# Assigned task:
Could you please retype all of the entries exactly as they appear?
(Material to process)
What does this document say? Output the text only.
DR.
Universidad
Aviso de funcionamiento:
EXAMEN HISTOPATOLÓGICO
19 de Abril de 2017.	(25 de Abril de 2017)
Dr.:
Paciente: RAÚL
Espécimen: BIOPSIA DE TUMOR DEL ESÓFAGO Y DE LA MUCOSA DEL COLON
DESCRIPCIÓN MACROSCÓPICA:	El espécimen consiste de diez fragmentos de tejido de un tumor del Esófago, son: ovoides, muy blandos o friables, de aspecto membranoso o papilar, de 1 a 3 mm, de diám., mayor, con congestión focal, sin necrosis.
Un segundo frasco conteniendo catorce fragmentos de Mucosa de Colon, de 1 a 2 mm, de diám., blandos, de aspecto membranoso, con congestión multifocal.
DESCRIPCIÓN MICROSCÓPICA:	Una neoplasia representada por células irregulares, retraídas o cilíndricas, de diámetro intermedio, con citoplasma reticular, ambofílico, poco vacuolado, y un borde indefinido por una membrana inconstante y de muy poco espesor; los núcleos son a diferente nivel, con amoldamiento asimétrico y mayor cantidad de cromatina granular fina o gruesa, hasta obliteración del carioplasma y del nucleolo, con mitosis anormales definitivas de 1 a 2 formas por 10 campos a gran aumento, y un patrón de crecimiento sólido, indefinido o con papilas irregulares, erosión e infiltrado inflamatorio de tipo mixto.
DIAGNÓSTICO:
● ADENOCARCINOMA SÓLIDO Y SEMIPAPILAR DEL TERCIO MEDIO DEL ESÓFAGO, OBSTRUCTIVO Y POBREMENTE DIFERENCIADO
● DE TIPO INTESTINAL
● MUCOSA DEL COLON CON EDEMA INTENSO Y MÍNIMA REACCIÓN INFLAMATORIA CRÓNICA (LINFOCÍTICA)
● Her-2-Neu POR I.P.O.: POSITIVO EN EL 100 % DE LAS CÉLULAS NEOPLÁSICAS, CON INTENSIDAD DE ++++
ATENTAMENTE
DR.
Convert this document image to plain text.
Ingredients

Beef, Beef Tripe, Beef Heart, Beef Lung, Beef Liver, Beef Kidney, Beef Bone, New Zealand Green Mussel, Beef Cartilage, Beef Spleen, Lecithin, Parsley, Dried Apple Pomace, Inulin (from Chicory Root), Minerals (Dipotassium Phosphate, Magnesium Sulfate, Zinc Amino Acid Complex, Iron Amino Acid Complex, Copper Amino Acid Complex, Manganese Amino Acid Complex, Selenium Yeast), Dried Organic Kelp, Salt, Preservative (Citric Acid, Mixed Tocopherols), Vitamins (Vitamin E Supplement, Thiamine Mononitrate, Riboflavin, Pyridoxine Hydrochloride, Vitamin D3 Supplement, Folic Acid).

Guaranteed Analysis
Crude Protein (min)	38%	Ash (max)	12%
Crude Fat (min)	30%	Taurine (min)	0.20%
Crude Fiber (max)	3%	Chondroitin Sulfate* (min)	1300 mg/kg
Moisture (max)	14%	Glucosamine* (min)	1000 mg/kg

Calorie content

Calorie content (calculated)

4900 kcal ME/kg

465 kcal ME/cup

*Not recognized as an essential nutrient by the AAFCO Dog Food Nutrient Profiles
(End Material to process)
# The completed task:
What does this document say? Output the text only.
DR.
Universidad
Aviso de funcionamiento:
EXAMEN HISTOPATOLÓGICO
19 de Abril de 2017.	(25 de Abril de 2017)
Dr.:
Paciente: RAÚL
Espécimen: BIOPSIA DE TUMOR DEL ESÓFAGO Y DE LA MUCOSA DEL COLON
DESCRIPCIÓN MACROSCÓPICA:	El espécimen consiste de diez fragmentos de tejido de un tumor del Esófago, son: ovoides, muy blandos o friables, de aspecto membranoso o papilar, de 1 a 3 mm, de diám., mayor, con congestión focal, sin necrosis.
Un segundo frasco conteniendo catorce fragmentos de Mucosa de Colon, de 1 a 2 mm, de diám., blandos, de aspecto membranoso, con congestión multifocal.
DESCRIPCIÓN MICROSCÓPICA:	Una neoplasia representada por células irregulares, retraídas o cilíndricas, de diámetro intermedio, con citoplasma reticular, ambofílico, poco vacuolado, y un borde indefinido por una membrana inconstante y de muy poco espesor; los núcleos son a diferente nivel, con amoldamiento asimétrico y mayor cantidad de cromatina granular fina o gruesa, hasta obliteración del carioplasma y del nucleolo, con mitosis anormales definitivas de 1 a 2 formas por 10 campos a gran aumento, y un patrón de crecimiento sólido, indefinido o con papilas irregulares, erosión e infiltrado inflamatorio de tipo mixto.
DIAGNÓSTICO:
● ADENOCARCINOMA SÓLIDO Y SEMIPAPILAR DEL TERCIO MEDIO DEL ESÓFAGO, OBSTRUCTIVO Y POBREMENTE DIFERENCIADO
● DE TIPO INTESTINAL
● MUCOSA DEL COLON CON EDEMA INTENSO Y MÍNIMA REACCIÓN INFLAMATORIA CRÓNICA (LINFOCÍTICA)
● Her-2-Neu POR I.P.O.: POSITIVO EN EL 100 % DE LAS CÉLULAS NEOPLÁSICAS, CON INTENSIDAD DE ++++
ATENTAMENTE
DR.
Convert this document image to plain text.
Ingredients

Beef, Beef Tripe, Beef Heart, Beef Lung, Beef Liver, Beef Kidney, Beef Bone, New Zealand Green Mussel, Beef Cartilage, Beef Spleen, Lecithin, Parsley, Dried Apple Pomace, Inulin (from Chicory Root), Minerals (Dipotassium Phosphate, Magnesium Sulfate, Zinc Amino Acid Complex, Iron Amino Acid Complex, Copper Amino Acid Complex, Manganese Amino Acid Complex, Selenium Yeast), Dried Organic Kelp, Salt, Preservative (Citric Acid, Mixed Tocopherols), Vitamins (Vitamin E Supplement, Thiamine Mononitrate, Riboflavin, Pyridoxine Hydrochloride, Vitamin D3 Supplement, Folic Acid).

Guaranteed Analysis
Crude Protein (min)	38%	Ash (max)	12%
Crude Fat (min)	30%	Taurine (min)	0.20%
Crude Fiber (max)	3%	Chondroitin Sulfate* (min)	1300 mg/kg
Moisture (max)	14%	Glucosamine* (min)	1000 mg/kg

Calorie content

Calorie content (calculated)

4900 kcal ME/kg

465 kcal ME/cup

*Not recognized as an essential nutrient by the AAFCO Dog Food Nutrient Profiles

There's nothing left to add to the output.